Senator of the Philippines from the 11th district
- In office June 2, 1925 – June 2, 1931
- Preceded by: Francisco Soriano
- Succeeded by: Juan Torralba

Member of House of Representatives from Cebu's 5th District
- In office 1907–1912
- Preceded by: Office created
- Succeeded by: Mariano Jesus Cuenco

Personal details
- Born: December 28, 1870 Carcar, Cebu, Captaincy General of the Philippines
- Died: Unknown
- Party: Nacionalista
- Alma mater: Colegio-Seminario de San Carlos
- Profession: Lawyer

= Troadio Galicano =

Filipino Visayan Senator, Congressman, and General in Philippine-American War

Troadio Dayagro Galicano (December 28, 1870) was a Filipino Visayan anti-American guerrilla officer, lawyer, and legislator from Cebu, Philippines. He was promoted to the rank of General during the Philippine-American war, Senator (1925–1931) and the first Member of the House of Representatives of the Cebu's old 5th district (1907–1912).

== Early life ==
Troadio Dayagro Galicano was the son of Guillermo Canondo Galicano and Luzanta Alcoseba Dayagro in Carcar, Cebu and born on December 28, 1870. In preparation for priesthood, he studied at the Colegio-Seminario de San Carlos but his studies were interrupted Philippine-American war broke out. After the war, he resumed his studies and acquired his law degree and became a lawyer on April 9, 1906.

He married Juana Machacon Velez of Carcar, Cebu. His only brother, Jose Galicano, became a Cebuano writer and poet.

== Resistance movement ==
He was promoted to the rank of General and the trusted officer of General Arcadio Maxilom during the outbreak of Philippine Revolution against American colonizers. He established his camp at Sitio Kalangyawon in the mountainous barrio of Napo, Carcar.

On October 26, 1901, he surrendered in Barili to Captain Frank McIntyre of the 19th U.S. Infantry together with six officers and 109 men with 10 rifles after Emilio Aguinaldo laid down his arms.
=======
• **PROBLEM 1**: Please translate this sentence from the Troadio Galicano biography into Spanish: "He married Juana Machacon Velez of Carcar, Cebu."
• **PROBLEM 2**: According to the Troadio Galicano biography, where did he set up his camp during the resistance?
• **PROBLEM 3**: Continue the Troadio Galicano biography from its last sentence.

• **DATA**:
=======
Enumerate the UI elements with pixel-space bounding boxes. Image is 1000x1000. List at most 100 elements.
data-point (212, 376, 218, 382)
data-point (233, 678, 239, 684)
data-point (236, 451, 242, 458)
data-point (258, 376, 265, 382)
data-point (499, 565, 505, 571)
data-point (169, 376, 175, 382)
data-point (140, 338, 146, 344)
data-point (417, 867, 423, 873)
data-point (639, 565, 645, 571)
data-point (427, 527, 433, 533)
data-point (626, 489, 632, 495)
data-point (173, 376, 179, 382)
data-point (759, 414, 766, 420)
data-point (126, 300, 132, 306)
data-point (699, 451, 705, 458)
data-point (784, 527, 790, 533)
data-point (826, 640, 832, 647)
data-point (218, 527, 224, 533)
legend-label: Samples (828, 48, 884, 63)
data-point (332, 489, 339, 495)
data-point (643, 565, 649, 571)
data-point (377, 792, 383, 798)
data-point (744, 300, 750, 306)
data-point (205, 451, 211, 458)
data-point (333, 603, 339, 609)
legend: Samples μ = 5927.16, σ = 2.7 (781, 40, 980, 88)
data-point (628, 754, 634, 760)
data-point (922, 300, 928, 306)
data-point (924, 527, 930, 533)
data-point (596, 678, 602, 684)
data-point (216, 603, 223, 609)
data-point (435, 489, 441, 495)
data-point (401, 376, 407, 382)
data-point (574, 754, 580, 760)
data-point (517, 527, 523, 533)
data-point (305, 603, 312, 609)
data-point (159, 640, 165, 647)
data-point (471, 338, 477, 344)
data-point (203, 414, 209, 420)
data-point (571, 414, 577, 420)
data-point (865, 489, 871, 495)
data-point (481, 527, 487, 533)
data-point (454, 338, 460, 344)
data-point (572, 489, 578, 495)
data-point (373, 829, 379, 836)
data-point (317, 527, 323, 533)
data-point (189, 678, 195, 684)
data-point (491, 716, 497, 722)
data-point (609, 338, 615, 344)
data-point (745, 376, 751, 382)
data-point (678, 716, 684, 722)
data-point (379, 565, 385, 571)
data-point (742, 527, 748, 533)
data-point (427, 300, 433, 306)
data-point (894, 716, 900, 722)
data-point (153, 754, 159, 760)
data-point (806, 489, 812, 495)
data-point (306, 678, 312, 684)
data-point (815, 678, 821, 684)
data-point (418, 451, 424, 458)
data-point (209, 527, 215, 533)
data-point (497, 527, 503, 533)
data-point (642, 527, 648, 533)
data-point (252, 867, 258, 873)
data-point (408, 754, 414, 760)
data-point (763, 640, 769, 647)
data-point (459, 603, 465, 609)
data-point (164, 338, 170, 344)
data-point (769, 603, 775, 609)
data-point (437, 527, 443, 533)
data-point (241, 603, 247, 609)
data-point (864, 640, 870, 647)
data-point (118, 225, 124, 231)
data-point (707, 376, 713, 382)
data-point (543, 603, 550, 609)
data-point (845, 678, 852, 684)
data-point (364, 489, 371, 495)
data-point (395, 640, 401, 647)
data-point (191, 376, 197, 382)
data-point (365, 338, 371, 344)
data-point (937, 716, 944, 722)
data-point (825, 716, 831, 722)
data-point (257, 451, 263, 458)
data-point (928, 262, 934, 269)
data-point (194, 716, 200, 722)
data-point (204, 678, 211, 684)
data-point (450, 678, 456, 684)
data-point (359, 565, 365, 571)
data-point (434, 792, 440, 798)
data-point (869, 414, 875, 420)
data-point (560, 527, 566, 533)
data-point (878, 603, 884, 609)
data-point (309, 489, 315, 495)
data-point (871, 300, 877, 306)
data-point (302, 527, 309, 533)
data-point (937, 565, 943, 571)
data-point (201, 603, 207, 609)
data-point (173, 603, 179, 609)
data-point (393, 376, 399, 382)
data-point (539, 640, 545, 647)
=======
• **WRITTEN REPLY 1**: Se casó con Juana Machacon Velez, de Carcar, Cebu.

• **WRITTEN REPLY 2**: At Sitio Kalangyawon in the mountainous barrio of Napo, Carcar.

• **WRITTEN REPLY 3**:
== Congress ==
On July 30, 1907, he ran under the Nacionalista Party and became the first elected representative of Cebu's old 5th legislative district to the 1st Philippine Legislature. The 5th district was then composed of the towns of Alegria, Badian, Boljoon, Ginatilan, Malabuyoc, Moalboal, Oslob, Samboan, Alcantara, and Santander. He was reelected for a second term in the 2nd Philippine Legislature and served his constituents until 1912.

== Senate ==
In 1925, he was elected Senator representing the 11th senatorial district, comprising the provinces of Misamis Occidental, Surigao, Misamis Oriental, and Bohol to the 7th Philippine Legislature. In his time, the country was divided into 12 senatorial districts, 11 of which elected 2 senators each. He was elected into office together with Jose Clarin, who died in office in 1935.

In 1928, he was again reelected together with Clarin for a second term in the 8th Philippine Legislature and served until 1931.

== Historical commemoration ==
General Troadio Galicano Street in Cebu City was named in his honor by virtue of City Council Resolution No. 641 enacted on October 14, 1968. It starts from B. Rodriguez Street across Nicolas Rafols Street.